§ **Requirement**
Repeat the records word for word, excluding any picture.

________________

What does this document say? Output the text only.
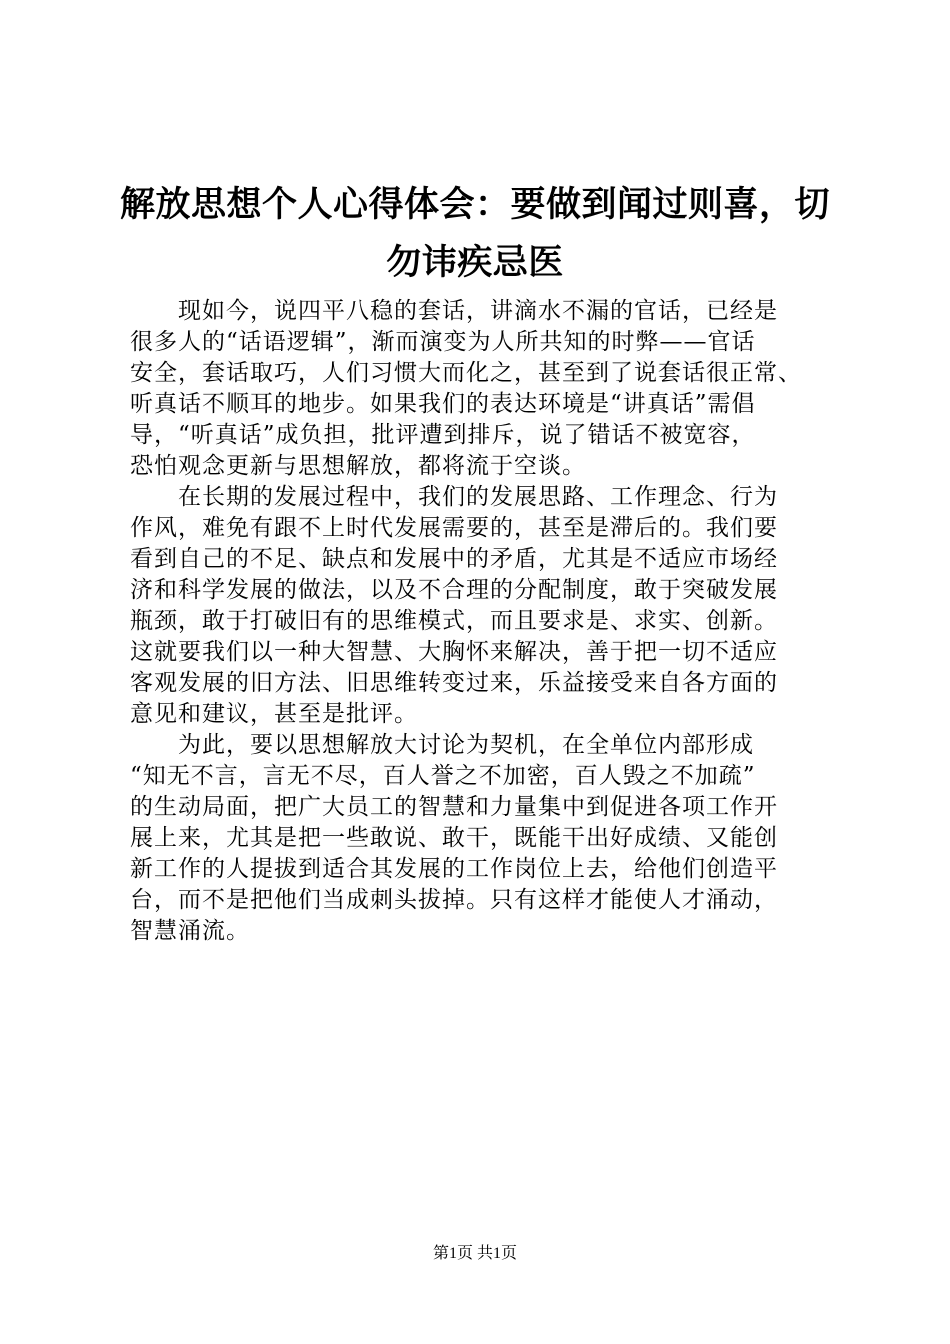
解放思想个人心得体会：要做到闻过则喜，切
勿讳疾忌医

　　现如今，说四平八稳的套话，讲滴水不漏的官话，已经是
很多人的“话语逻辑”，渐而演变为人所共知的时弊——官话
安全，套话取巧，人们习惯大而化之，甚至到了说套话很正常、
听真话不顺耳的地步。如果我们的表达环境是“讲真话”需倡
导，“听真话”成负担，批评遭到排斥，说了错话不被宽容，
恐怕观念更新与思想解放，都将流于空谈。

　　在长期的发展过程中，我们的发展思路、工作理念、行为
作风，难免有跟不上时代发展需要的，甚至是滞后的。我们要
看到自己的不足、缺点和发展中的矛盾，尤其是不适应市场经
济和科学发展的做法，以及不合理的分配制度，敢于突破发展
瓶颈，敢于打破旧有的思维模式，而且要求是、求实、创新。
这就要我们以一种大智慧、大胸怀来解决，善于把一切不适应
客观发展的旧方法、旧思维转变过来，乐益接受来自各方面的
意见和建议，甚至是批评。

　　为此，要以思想解放大讨论为契机，在全单位内部形成
“知无不言，言无不尽，百人誉之不加密，百人毁之不加疏”
的生动局面，把广大员工的智慧和力量集中到促进各项工作开
展上来，尤其是把一些敢说、敢干，既能干出好成绩、又能创
新工作的人提拔到适合其发展的工作岗位上去，给他们创造平
台，而不是把他们当成刺头拔掉。只有这样才能使人才涌动，
智慧涌流。

第1页 共1页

________________

§ **Response to the exercise**
What does this document say? Output the text only.
解放思想个人心得体会：要做到闻过则喜，切
勿讳疾忌医

　　现如今，说四平八稳的套话，讲滴水不漏的官话，已经是
很多人的“话语逻辑”，渐而演变为人所共知的时弊——官话
安全，套话取巧，人们习惯大而化之，甚至到了说套话很正常、
听真话不顺耳的地步。如果我们的表达环境是“讲真话”需倡
导，“听真话”成负担，批评遭到排斥，说了错话不被宽容，
恐怕观念更新与思想解放，都将流于空谈。

　　在长期的发展过程中，我们的发展思路、工作理念、行为
作风，难免有跟不上时代发展需要的，甚至是滞后的。我们要
看到自己的不足、缺点和发展中的矛盾，尤其是不适应市场经
济和科学发展的做法，以及不合理的分配制度，敢于突破发展
瓶颈，敢于打破旧有的思维模式，而且要求是、求实、创新。
这就要我们以一种大智慧、大胸怀来解决，善于把一切不适应
客观发展的旧方法、旧思维转变过来，乐益接受来自各方面的
意见和建议，甚至是批评。

　　为此，要以思想解放大讨论为契机，在全单位内部形成
“知无不言，言无不尽，百人誉之不加密，百人毁之不加疏”
的生动局面，把广大员工的智慧和力量集中到促进各项工作开
展上来，尤其是把一些敢说、敢干，既能干出好成绩、又能创
新工作的人提拔到适合其发展的工作岗位上去，给他们创造平
台，而不是把他们当成刺头拔掉。只有这样才能使人才涌动，
智慧涌流。

第1页 共1页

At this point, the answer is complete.